**Estratto della pagina**
--------------------------------

La voglia di leggere e l’urgenza di scrivere, l’arte del narrare e la necessità di tornare a fermarsi e riflettere, sull’uomo e sulla vita, su di noi: questo è tanto altro scorre tra le pagine di “Salvo casi imprevisti”, ultimo denso libro di Antonio Errico, narratore, giornalista, dirigente scolastico di liceo in provincia di Lecce. Il volume è composto da editoriali, pubblicati su Nuovo Quotidiano di Puglia negli ultimi anni, e rimaneggiati per diventare un unico corpus.

«Questo libro – spiega Errico – è il risultato di una scelta essenziale di articoli usciti sul giornale che avevano una coerenza tematica, come l’incertezza della conoscenza, la bellezza, il senso della memoria, il senso del futuro, l’importanza dell’imperfezione, la necessità di una convergenza di sapere umanistico e sapere scientifico e l’errore della loro separazione. Certo, il lavoro di riorganizzazione e di annodamento dei pezzi, l’incastro e l’eliminazione di molte parti, a volte li rendono irriconoscibili, ma la provenienza è quella del giornale. Nella prima stesura il libro era il doppio del definitivo. Ma sono convinto che, oltre le centocinquanta pagine, il lettore ti abbandoni. Ormai abbiamo tempi di lettura brevissimi».

I rimandi letterari sembrano una sorta di colonna vertebrale su cui montare discorsi, riflessioni, idee. Vuol dire questo saper utilizzare la cultura, creare un terreno su cui innestare e far germogliare la nostra esistenza, quantomeno elettiva? 

«In effetti la letteratura è molto spesso, quasi sempre, il riferimento concettuale, oppure la suggestione, oppure il nucleo di significati da cui comincia la riflessione. D’altra parte sono convinto che la letteratura costituisca un terreno sterminato dal quale ricavare idee, anche considerando il fatto che quasi mai fornisce risposte, ma propone in continuazione domande e dubbi. Siccome il nostro tempo è, forse più di ogni altro, caratterizzato da dubbi e incertezze di ogni tipo, diventa pressoché inevitabile confrontarsi con la dimensione letteraria. Poi, insomma, la formazione alla quale appartengo è quella della letteratura e della pedagogia, per cui il rivolgersi a queste due dimensioni è quasi un fatto naturale».

Da dove si comincia o si ricomincia? Cioè, le sue sembrano letture e riletture masticate tanto da diventare parte di lei, è così?

--------------------------------

**Materiale fornito**
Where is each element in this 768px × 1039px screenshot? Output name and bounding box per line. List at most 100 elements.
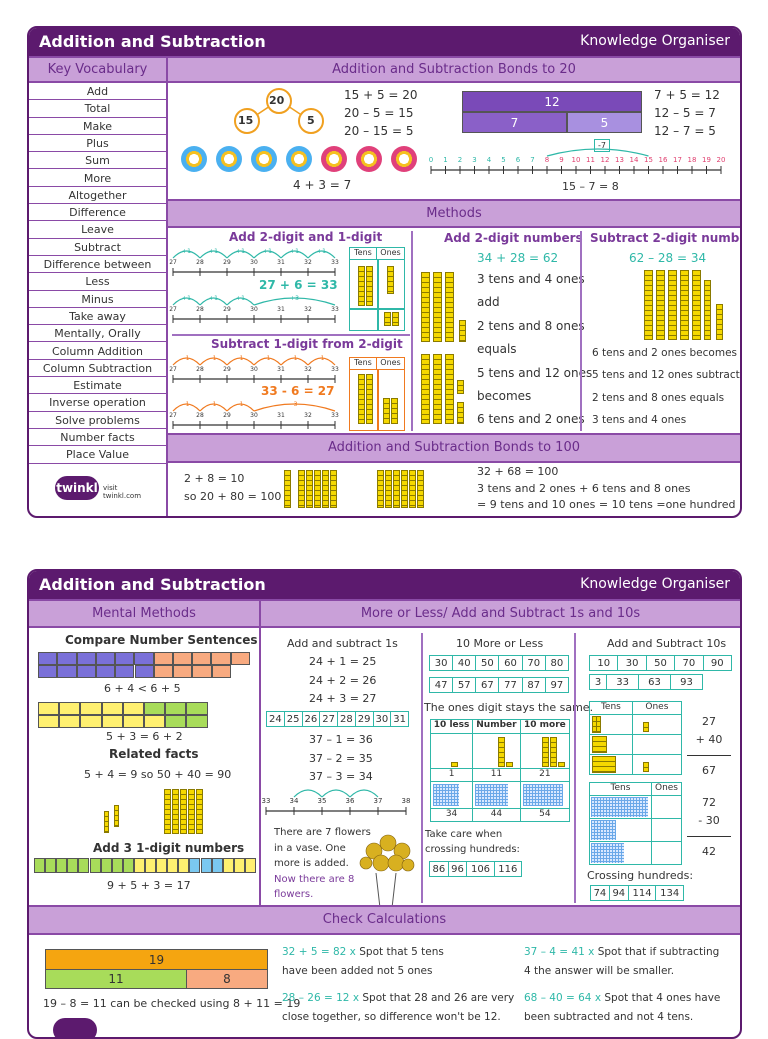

--------------------------------

**Da fare**
[1] Rispondi a queste domande sull'intervista ad Antonio Errico.
(a) Su quale giornale sono stati pubblicati gli editoriali raccolti nel libro?
(b) Quanto era lunga la prima stesura rispetto al libro definitivo?
(c) A quali due dimensioni appartiene la formazione di Errico?
[2] Riprendi l'intervista ad Antonio Errico proseguendo dopo l'ultima frase riportata.
Il materiale non ha alcun ruolo in tutto questo.

**Risposte**
[1]
(a) Su Nuovo Quotidiano di Puglia.
(b) Era il doppio del definitivo.
(c) Alla letteratura e alla pedagogia.

[2]
«Sì, è così. Si tratta di letture di anni, molto spesso anche disordinate, che si sono stratificate, confuse, impastate. Non ho mai seguito un metodo, un ordine di lettura, a volte ho difficoltà a recuperare il riferimento bibliografico. Poi è chiaro che le letture che ciascuno di noi fa diventano parte di noi stessi e strumenti che ritroviamo nelle nostre osservazioni e interpretazioni dei fatti, dei fenomeni, delle storie. Per me i libri si distinguono in due categorie: quelli che quando hai finito di leggerli sei un po’ diverso da com’eri quando hai cominciato e quelli che ti lasciano esattamente come ti hanno trovato. Credo che questi ultimi siano inutili».

Al centro si indaga e divaga tra i valori di sempre, quelli fondanti nella nostra vita. E nel dolce navigare in questo mare viene in mente una domanda: quanto è cambiato il senso che diamo a cose come la bellezza e la nostalgia, ad esempio? Il loro effetto in tempi rapidi come i nostri è sempre lo stesso?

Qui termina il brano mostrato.